→ **WRITTEN INSTRUCTION**
Copy out all lines in the data below containing the string "structured".
==========
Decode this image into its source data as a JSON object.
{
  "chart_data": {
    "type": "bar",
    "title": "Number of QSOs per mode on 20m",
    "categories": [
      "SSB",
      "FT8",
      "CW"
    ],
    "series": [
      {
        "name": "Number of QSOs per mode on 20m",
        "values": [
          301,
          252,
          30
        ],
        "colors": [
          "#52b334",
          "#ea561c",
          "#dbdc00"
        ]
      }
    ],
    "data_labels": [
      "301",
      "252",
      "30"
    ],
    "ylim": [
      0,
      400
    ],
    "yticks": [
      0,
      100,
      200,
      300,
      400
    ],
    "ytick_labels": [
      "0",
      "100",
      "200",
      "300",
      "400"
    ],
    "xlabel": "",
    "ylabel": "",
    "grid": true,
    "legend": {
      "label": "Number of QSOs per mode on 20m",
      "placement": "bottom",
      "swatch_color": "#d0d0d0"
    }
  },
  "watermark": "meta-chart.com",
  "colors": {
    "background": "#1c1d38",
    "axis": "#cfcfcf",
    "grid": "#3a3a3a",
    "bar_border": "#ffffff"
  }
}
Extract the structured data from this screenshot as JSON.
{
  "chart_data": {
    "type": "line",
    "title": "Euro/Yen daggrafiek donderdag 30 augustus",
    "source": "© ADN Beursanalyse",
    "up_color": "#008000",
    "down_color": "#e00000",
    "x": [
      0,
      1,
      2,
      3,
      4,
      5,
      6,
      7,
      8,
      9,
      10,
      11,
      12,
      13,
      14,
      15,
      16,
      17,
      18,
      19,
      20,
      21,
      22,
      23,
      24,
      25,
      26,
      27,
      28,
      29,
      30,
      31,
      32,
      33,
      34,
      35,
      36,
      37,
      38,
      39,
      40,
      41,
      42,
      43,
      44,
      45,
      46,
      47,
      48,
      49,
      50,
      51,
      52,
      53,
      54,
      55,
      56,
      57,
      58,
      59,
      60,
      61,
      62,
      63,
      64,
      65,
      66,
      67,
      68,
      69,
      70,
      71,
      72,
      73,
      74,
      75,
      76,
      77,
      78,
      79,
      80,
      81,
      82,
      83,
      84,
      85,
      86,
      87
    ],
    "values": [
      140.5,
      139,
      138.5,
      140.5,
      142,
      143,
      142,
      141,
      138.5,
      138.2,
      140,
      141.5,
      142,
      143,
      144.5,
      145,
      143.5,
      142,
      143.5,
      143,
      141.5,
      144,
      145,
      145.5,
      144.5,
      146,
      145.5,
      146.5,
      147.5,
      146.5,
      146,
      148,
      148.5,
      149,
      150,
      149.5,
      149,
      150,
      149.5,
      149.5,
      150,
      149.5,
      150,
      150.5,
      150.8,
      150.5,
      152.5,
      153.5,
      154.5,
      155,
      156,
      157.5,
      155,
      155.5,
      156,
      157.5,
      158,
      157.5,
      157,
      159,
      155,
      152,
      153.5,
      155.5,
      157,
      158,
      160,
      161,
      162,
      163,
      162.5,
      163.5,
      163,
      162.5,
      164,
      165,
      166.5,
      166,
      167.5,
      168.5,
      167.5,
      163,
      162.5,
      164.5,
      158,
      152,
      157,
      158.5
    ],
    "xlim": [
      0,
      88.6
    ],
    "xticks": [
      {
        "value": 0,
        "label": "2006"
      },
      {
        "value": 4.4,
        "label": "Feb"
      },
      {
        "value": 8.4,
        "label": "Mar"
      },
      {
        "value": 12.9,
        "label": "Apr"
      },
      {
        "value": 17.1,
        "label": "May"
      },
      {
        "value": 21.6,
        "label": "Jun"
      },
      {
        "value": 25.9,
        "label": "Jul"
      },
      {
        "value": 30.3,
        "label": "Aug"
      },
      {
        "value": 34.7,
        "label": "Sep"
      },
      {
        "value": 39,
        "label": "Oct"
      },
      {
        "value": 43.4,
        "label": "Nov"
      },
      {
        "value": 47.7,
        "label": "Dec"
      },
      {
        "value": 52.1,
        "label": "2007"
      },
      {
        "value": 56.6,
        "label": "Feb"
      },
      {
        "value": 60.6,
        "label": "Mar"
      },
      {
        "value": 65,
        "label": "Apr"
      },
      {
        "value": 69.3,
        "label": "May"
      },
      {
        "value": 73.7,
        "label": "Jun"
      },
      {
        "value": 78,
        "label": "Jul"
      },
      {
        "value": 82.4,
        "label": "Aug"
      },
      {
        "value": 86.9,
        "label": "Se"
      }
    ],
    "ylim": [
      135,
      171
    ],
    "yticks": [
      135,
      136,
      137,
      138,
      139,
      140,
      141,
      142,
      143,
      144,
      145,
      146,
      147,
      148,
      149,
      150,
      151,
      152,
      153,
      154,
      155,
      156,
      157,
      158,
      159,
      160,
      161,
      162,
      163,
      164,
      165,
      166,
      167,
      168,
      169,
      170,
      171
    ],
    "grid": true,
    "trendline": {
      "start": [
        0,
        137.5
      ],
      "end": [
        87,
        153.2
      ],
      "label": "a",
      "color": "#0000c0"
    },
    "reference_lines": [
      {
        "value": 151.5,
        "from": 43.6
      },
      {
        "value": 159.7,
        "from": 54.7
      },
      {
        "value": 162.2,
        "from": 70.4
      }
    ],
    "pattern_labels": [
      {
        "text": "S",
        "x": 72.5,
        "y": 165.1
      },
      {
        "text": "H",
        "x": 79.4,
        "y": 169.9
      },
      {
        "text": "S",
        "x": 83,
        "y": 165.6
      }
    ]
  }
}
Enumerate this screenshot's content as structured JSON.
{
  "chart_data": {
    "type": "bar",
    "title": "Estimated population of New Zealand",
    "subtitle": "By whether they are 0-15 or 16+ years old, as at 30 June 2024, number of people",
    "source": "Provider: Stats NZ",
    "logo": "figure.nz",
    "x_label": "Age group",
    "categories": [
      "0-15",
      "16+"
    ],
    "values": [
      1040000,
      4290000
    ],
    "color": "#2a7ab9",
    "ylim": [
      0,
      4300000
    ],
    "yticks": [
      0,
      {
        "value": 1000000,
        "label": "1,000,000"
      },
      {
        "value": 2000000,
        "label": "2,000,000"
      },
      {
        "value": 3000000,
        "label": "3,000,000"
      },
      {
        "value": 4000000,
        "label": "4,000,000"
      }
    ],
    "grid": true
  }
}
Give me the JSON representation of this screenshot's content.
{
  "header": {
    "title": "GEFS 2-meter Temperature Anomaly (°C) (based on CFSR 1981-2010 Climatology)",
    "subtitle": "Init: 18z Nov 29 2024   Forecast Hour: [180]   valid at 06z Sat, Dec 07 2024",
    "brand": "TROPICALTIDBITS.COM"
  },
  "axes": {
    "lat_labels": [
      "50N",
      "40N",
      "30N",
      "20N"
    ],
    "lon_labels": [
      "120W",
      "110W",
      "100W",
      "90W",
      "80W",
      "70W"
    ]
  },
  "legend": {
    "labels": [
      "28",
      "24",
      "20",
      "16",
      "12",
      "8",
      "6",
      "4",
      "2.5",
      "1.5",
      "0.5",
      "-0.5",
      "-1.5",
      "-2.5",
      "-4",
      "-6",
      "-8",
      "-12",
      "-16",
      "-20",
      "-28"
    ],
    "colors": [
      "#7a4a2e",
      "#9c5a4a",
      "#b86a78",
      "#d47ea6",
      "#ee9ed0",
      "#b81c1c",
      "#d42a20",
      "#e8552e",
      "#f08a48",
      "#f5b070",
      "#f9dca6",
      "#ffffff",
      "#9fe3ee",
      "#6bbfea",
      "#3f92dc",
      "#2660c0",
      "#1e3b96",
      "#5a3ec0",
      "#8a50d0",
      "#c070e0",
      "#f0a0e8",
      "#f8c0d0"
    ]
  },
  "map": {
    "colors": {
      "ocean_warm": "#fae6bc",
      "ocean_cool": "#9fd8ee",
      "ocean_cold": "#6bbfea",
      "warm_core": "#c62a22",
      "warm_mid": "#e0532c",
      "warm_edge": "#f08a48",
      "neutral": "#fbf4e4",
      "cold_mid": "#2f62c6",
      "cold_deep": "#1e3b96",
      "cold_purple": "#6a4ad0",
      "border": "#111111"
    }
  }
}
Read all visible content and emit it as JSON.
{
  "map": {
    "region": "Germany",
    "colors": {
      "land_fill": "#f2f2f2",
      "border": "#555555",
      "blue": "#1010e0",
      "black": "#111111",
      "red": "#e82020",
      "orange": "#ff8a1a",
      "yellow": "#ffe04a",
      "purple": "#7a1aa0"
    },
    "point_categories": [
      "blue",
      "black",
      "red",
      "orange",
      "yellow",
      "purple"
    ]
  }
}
==========
→ **FULL OUTPUT**
Extract the structured data from this screenshot as JSON.
Enumerate this screenshot's content as structured JSON.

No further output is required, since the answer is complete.